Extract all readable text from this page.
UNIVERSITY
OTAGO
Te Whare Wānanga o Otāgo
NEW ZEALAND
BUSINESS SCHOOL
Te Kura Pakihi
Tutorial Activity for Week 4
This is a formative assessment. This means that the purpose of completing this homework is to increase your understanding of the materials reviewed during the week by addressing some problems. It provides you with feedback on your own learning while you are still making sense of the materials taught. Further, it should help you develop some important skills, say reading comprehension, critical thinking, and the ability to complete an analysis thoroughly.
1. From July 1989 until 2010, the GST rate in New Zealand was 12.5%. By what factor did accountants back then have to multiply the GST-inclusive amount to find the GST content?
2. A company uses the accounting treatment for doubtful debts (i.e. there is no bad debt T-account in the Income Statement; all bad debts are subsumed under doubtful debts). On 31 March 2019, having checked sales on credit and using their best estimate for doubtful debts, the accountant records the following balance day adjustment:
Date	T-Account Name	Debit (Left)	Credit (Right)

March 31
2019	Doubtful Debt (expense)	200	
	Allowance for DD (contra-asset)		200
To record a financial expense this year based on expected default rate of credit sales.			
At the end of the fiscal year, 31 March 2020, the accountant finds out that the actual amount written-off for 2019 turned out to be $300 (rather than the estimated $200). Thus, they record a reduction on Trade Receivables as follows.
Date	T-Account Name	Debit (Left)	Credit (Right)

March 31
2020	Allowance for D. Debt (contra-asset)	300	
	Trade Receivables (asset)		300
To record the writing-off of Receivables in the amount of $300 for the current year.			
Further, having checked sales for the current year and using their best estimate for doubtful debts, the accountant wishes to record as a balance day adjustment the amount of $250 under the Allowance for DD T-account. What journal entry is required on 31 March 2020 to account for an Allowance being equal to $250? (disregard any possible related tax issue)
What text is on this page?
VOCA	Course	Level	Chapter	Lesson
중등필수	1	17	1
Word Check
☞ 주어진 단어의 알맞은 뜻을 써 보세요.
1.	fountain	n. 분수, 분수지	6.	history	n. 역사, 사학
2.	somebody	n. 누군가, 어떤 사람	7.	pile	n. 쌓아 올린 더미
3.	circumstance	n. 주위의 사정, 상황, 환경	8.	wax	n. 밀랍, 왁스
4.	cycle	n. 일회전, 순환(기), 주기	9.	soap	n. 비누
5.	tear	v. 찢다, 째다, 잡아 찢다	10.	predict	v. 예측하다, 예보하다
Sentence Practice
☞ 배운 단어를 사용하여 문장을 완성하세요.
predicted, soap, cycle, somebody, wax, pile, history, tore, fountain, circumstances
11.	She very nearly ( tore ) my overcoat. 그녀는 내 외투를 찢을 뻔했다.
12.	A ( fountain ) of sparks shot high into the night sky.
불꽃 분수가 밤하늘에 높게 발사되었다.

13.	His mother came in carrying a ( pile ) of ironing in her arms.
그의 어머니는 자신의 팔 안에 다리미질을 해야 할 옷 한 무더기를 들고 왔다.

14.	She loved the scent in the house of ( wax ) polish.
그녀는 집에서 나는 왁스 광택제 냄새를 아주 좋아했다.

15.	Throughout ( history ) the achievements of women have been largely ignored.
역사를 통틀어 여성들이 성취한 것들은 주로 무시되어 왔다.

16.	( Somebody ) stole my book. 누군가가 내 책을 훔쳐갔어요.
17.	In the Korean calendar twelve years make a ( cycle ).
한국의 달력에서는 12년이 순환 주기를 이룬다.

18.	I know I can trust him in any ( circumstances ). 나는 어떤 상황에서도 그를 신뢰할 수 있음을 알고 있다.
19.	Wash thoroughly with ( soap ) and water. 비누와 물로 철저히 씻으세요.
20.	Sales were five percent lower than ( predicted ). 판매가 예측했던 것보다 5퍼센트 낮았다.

——

DIRECTION ->
Copy all the lines above that hold the string "expense".

TASK RESULT ->
2019	Doubtful Debt (expense)	200	
To record a financial expense this year based on expected default rate of credit sales.			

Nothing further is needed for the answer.